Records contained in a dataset
⁂

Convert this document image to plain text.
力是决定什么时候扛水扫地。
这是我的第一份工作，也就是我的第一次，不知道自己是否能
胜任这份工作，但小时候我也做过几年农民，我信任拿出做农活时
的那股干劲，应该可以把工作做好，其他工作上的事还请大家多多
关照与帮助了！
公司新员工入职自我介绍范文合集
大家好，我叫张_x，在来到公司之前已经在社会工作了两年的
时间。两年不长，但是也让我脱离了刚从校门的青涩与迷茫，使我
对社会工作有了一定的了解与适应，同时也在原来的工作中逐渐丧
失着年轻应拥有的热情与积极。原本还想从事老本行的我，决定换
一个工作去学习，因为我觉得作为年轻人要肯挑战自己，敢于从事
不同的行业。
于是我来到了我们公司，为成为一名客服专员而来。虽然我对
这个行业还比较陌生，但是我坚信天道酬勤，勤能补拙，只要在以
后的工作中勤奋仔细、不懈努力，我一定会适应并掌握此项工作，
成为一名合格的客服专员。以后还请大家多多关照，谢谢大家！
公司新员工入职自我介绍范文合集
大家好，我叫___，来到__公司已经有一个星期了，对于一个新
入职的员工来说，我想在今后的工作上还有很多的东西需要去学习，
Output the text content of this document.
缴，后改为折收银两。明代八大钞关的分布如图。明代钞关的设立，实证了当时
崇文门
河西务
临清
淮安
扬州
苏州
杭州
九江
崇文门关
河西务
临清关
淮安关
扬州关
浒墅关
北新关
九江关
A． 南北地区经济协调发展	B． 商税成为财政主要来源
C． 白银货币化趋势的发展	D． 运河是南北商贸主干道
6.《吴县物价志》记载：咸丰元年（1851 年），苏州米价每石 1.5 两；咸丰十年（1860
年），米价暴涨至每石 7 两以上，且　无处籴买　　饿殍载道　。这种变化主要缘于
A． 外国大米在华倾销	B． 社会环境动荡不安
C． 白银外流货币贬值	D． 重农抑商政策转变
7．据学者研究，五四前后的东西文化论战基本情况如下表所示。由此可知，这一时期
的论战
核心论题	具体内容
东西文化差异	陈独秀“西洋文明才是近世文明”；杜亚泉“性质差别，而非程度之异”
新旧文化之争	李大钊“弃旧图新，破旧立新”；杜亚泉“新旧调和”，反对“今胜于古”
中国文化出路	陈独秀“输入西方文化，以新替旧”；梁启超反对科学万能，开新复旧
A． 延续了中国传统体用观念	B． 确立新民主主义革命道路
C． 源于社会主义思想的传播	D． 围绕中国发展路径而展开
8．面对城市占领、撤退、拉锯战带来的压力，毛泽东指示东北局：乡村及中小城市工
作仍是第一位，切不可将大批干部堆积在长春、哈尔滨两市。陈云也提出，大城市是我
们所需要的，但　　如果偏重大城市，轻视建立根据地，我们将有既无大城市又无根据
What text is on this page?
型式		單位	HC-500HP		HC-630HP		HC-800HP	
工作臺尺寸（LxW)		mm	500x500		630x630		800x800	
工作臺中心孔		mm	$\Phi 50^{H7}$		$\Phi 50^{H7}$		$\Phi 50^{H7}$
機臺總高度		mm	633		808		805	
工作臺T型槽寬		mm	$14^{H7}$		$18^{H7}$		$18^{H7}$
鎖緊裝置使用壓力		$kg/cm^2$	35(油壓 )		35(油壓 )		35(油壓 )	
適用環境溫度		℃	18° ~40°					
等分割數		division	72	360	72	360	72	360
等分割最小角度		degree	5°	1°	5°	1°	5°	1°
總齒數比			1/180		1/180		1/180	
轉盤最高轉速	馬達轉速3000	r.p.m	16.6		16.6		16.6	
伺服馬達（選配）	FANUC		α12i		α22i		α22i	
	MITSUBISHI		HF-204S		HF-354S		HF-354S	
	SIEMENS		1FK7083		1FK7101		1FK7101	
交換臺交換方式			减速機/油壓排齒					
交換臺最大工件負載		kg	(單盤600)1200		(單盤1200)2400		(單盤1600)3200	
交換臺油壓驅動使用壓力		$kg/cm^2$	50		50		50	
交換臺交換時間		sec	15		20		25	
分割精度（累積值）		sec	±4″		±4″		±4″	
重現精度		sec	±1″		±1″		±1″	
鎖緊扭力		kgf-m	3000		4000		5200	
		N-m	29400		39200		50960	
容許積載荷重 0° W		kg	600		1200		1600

⁂

▶ Task to carry out
Output exactly the lines above, from the one holding "What text is on this page?" through the end of the data, including the first and last.

▶ Result
What text is on this page?
型式		單位	HC-500HP		HC-630HP		HC-800HP	
工作臺尺寸（LxW)		mm	500x500		630x630		800x800	
工作臺中心孔		mm	$\Phi 50^{H7}$		$\Phi 50^{H7}$		$\Phi 50^{H7}$
機臺總高度		mm	633		808		805	
工作臺T型槽寬		mm	$14^{H7}$		$18^{H7}$		$18^{H7}$
鎖緊裝置使用壓力		$kg/cm^2$	35(油壓 )		35(油壓 )		35(油壓 )	
適用環境溫度		℃	18° ~40°					
等分割數		division	72	360	72	360	72	360
等分割最小角度		degree	5°	1°	5°	1°	5°	1°
總齒數比			1/180		1/180		1/180	
轉盤最高轉速	馬達轉速3000	r.p.m	16.6		16.6		16.6	
伺服馬達（選配）	FANUC		α12i		α22i		α22i	
	MITSUBISHI		HF-204S		HF-354S		HF-354S	
	SIEMENS		1FK7083		1FK7101		1FK7101	
交換臺交換方式			减速機/油壓排齒					
交換臺最大工件負載		kg	(單盤600)1200		(單盤1200)2400		(單盤1600)3200	
交換臺油壓驅動使用壓力		$kg/cm^2$	50		50		50	
交換臺交換時間		sec	15		20		25	
分割精度（累積值）		sec	±4″		±4″		±4″	
重現精度		sec	±1″		±1″		±1″	
鎖緊扭力		kgf-m	3000		4000		5200	
		N-m	29400		39200		50960	
容許積載荷重 0° W		kg	600		1200		1600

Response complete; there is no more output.